What is asked: Below are the records; locate each line with the word "jamais" and copy it.

Excerpted records:
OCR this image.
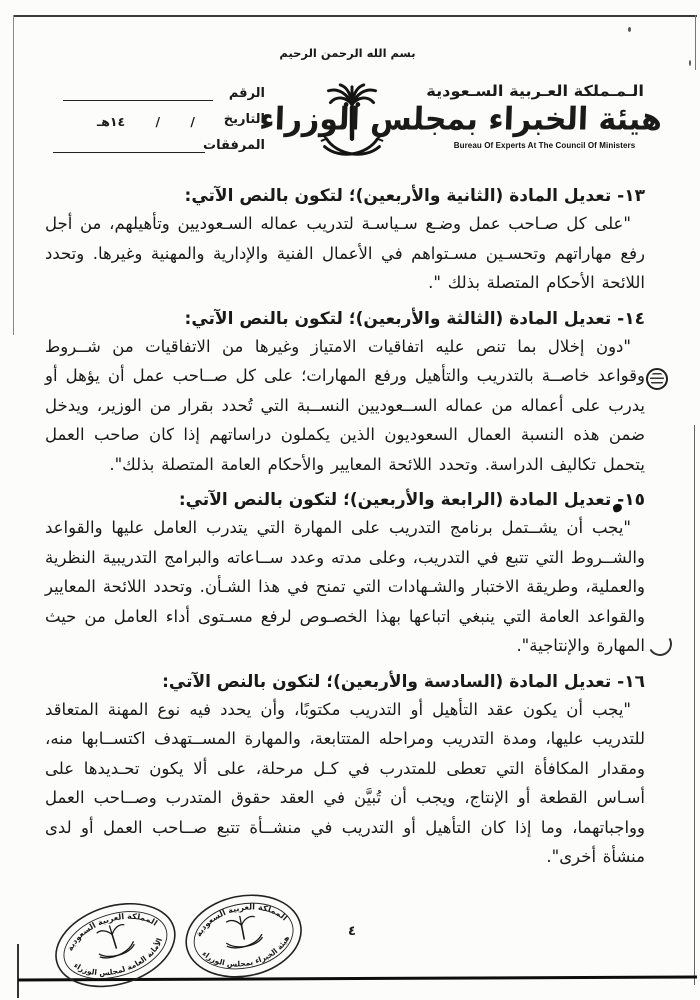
بسم الله الرحمن الرحيم
الـمـملكة العـربية السـعودية
هيئة الخبراء بمجلس الوزراء
Bureau Of Experts At The Council Of Ministers
الرقم
التاريخ
/ / ١٤هـ
المرفقات
١٣- تعديل المادة (الثانية والأربعين)؛ لتكون بالنص الآتي:

"على كل صـاحب عمل وضـع سـياسـة لتدريب عماله السـعوديين وتأهيلهم، من أجل رفع مهاراتهم وتحسـين مسـتواهم في الأعمال الفنية والإدارية والمهنية وغيرها. وتحدد اللائحة الأحكام المتصلة بذلك ".

١٤- تعديل المادة (الثالثة والأربعين)؛ لتكون بالنص الآتي:

"دون إخلال بما تنص عليه اتفاقيات الامتياز وغيرها من الاتفاقيات من شــروط وقواعد خاصــة بالتدريب والتأهيل ورفع المهارات؛ على كل صــاحب عمل أن يؤهل أو يدرب على أعماله من عماله الســعوديين النســبة التي تُحدد بقرار من الوزير، ويدخل ضمن هذه النسبة العمال السعوديون الذين يكملون دراساتهم إذا كان صاحب العمل يتحمل تكاليف الدراسة. وتحدد اللائحة المعايير والأحكام العامة المتصلة بذلك".

١٥- تعديل المادة (الرابعة والأربعين)؛ لتكون بالنص الآتي:

"يجب أن يشــتمل برنامج التدريب على المهارة التي يتدرب العامل عليها والقواعد والشــروط التي تتبع في التدريب، وعلى مدته وعدد ســاعاته والبرامج التدريبية النظرية والعملية، وطريقة الاختبار والشـهادات التي تمنح في هذا الشـأن. وتحدد اللائحة المعايير والقواعد العامة التي ينبغي اتباعها بهذا الخصـوص لرفع مسـتوى أداء العامل من حيث المهارة والإنتاجية".

١٦- تعديل المادة (السادسة والأربعين)؛ لتكون بالنص الآتي:

"يجب أن يكون عقد التأهيل أو التدريب مكتوبًا، وأن يحدد فيه نوع المهنة المتعاقد للتدريب عليها، ومدة التدريب ومراحله المتتابعة، والمهارة المســتهدف اكتســابها منه، ومقدار المكافأة التي تعطى للمتدرب في كـل مرحلة، على ألا يكون تحـديدها على أسـاس القطعة أو الإنتاج، ويجب أن تُبيَّن في العقد حقوق المتدرب وصــاحب العمل وواجباتهما، وما إذا كان التأهيل أو التدريب في منشــأة تتبع صــاحب العمل أو لدى منشأة أخرى".

المملكة العربية السعودية
الأمانة العامة لمجلس الوزراء
المملكة العربية السعودية
هيئة الخبراء بمجلس الوزراء	٤
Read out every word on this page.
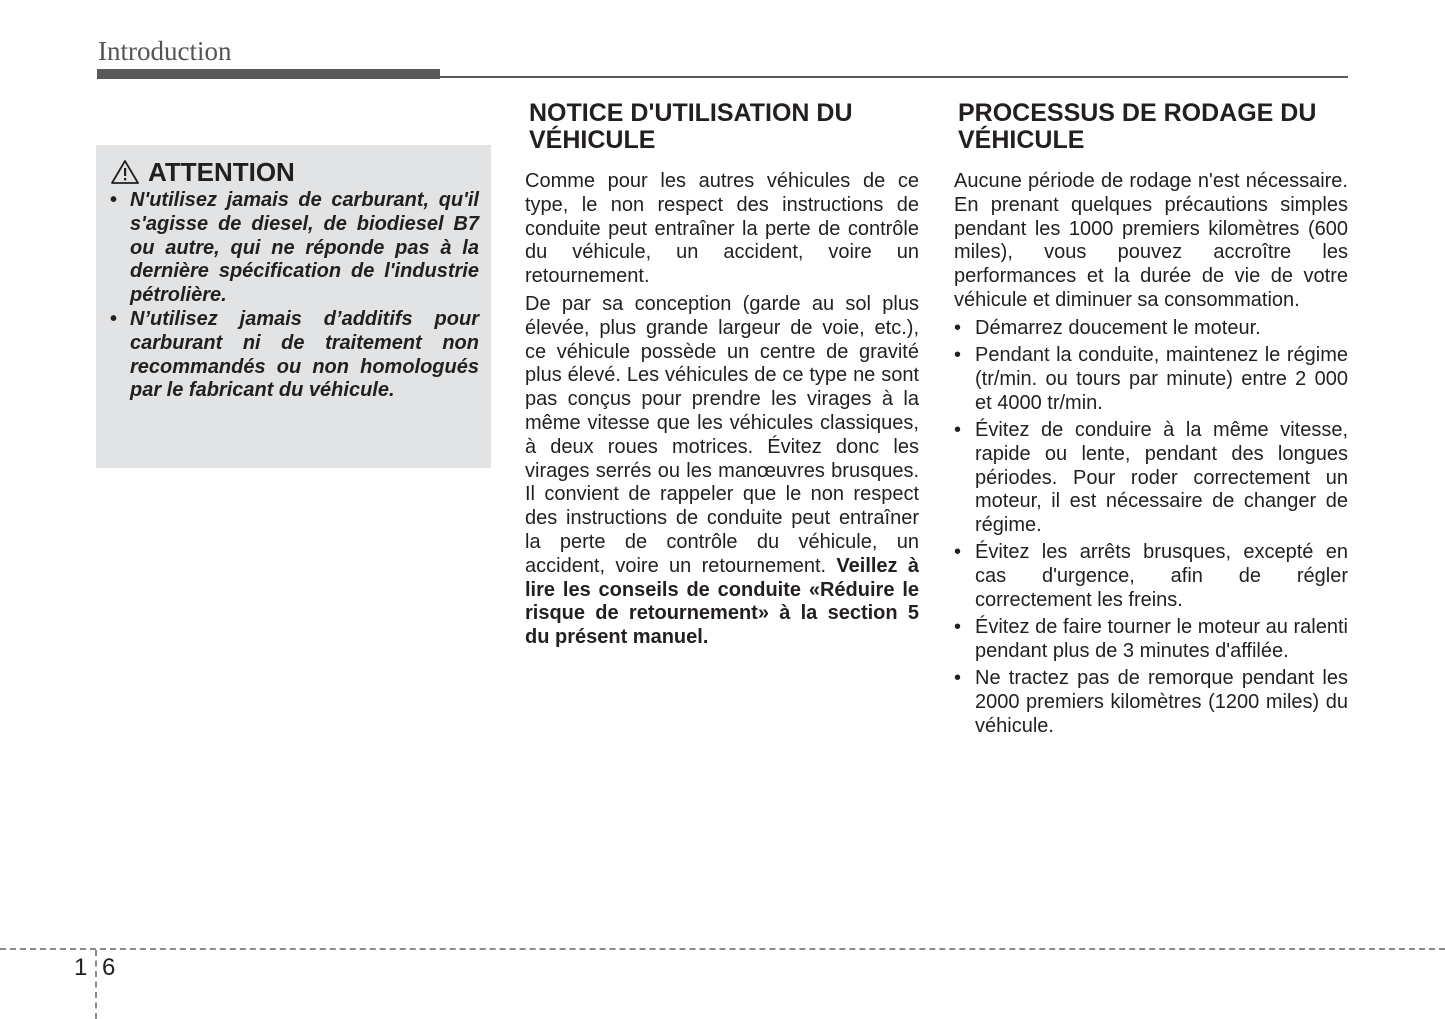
Introduction
ATTENTION
• N'utilisez jamais de carburant, qu'il s'agisse de diesel, de biodiesel B7 ou autre, qui ne réponde pas à la dernière spécification de l'industrie pétrolière.
• N’utilisez jamais d’additifs pour carburant ni de traitement non recommandés ou non homologués par le fabricant du véhicule.
NOTICE D'UTILISATION DU VÉHICULE

Comme pour les autres véhicules de ce type, le non respect des instructions de conduite peut entraîner la perte de contrôle du véhicule, un accident, voire un retournement.

De par sa conception (garde au sol plus élevée, plus grande largeur de voie, etc.), ce véhicule possède un centre de gravité plus élevé. Les véhicules de ce type ne sont pas conçus pour prendre les virages à la même vitesse que les véhicules classiques, à deux roues motrices. Évitez donc les virages serrés ou les manœuvres brusques. Il convient de rappeler que le non respect des instructions de conduite peut entraîner la perte de contrôle du véhicule, un accident, voire un retournement. Veillez à lire les conseils de conduite «Réduire le risque de retournement» à la section 5 du présent manuel.

PROCESSUS DE RODAGE DU VÉHICULE

Aucune période de rodage n'est nécessaire. En prenant quelques précautions simples pendant les 1000 premiers kilomètres (600 miles), vous pouvez accroître les performances et la durée de vie de votre véhicule et diminuer sa consommation.

• Démarrez doucement le moteur.
• Pendant la conduite, maintenez le régime (tr/min. ou tours par minute) entre 2 000 et 4000 tr/min.
• Évitez de conduire à la même vitesse, rapide ou lente, pendant des longues périodes. Pour roder correctement un moteur, il est nécessaire de changer de régime.
• Évitez les arrêts brusques, excepté en cas d'urgence, afin de régler correctement les freins.
• Évitez de faire tourner le moteur au ralenti pendant plus de 3 minutes d'affilée.
• Ne tractez pas de remorque pendant les 2000 premiers kilomètres (1200 miles) du véhicule.
1 6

Response to the exercise:
• N'utilisez jamais de carburant, qu'il s'agisse de diesel, de biodiesel B7 ou autre, qui ne réponde pas à la dernière spécification de l'industrie pétrolière.
• N’utilisez jamais d’additifs pour carburant ni de traitement non recommandés ou non homologués par le fabricant du véhicule.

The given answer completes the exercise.